Records shown:
####################
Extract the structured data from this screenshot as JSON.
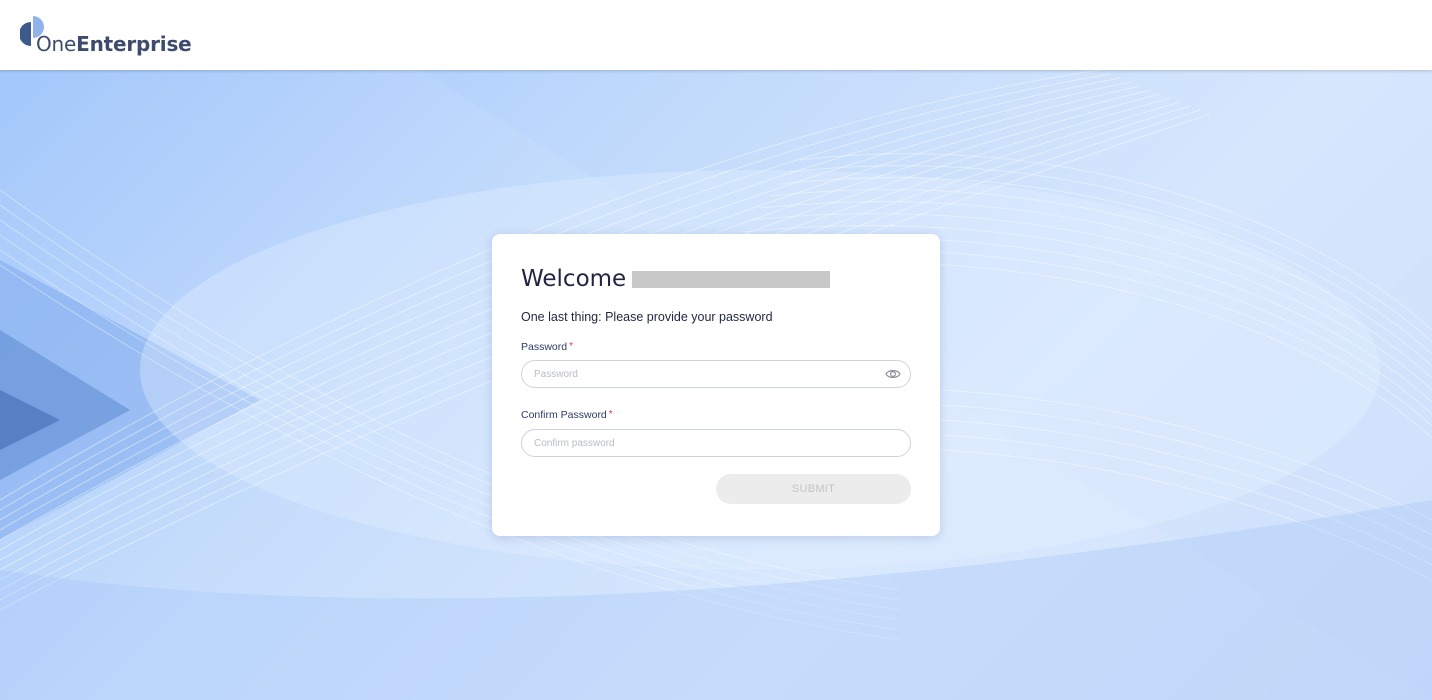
{
  "header": {
    "logo": {
      "text_light": "One",
      "text_bold": "Enterprise",
      "color": "#3d4b6e",
      "mark_color": "#3d5a8c",
      "mark_accent": "#9cc3fb"
    }
  },
  "card": {
    "welcome": "Welcome",
    "subtitle": "One last thing: Please provide your password",
    "password": {
      "label": "Password",
      "required_mark": "*",
      "placeholder": "Password",
      "value": "",
      "reveal_icon": "eye-icon"
    },
    "confirm_password": {
      "label": "Confirm Password",
      "required_mark": "*",
      "placeholder": "Confirm password",
      "value": ""
    },
    "submit_label": "SUBMIT"
  },
  "colors": {
    "background_blue": "#9cc3fb",
    "text_dark": "#1f2640",
    "label_blue": "#2d3a66",
    "required_red": "#e0344a",
    "disabled_button": "#ececec"
  }
}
####################
Prompt: Transcribe all the data word for word; the images stay out.

Written solution:
Extract the structured data from this screenshot as JSON.
{
  "header": {
    "logo": {
      "text_light": "One",
      "text_bold": "Enterprise",
      "color": "#3d4b6e",
      "mark_color": "#3d5a8c",
      "mark_accent": "#9cc3fb"
    }
  },
  "card": {
    "welcome": "Welcome",
    "subtitle": "One last thing: Please provide your password",
    "password": {
      "label": "Password",
      "required_mark": "*",
      "placeholder": "Password",
      "value": "",
      "reveal_icon": "eye-icon"
    },
    "confirm_password": {
      "label": "Confirm Password",
      "required_mark": "*",
      "placeholder": "Confirm password",
      "value": ""
    },
    "submit_label": "SUBMIT"
  },
  "colors": {
    "background_blue": "#9cc3fb",
    "text_dark": "#1f2640",
    "label_blue": "#2d3a66",
    "required_red": "#e0344a",
    "disabled_button": "#ececec"
  }
}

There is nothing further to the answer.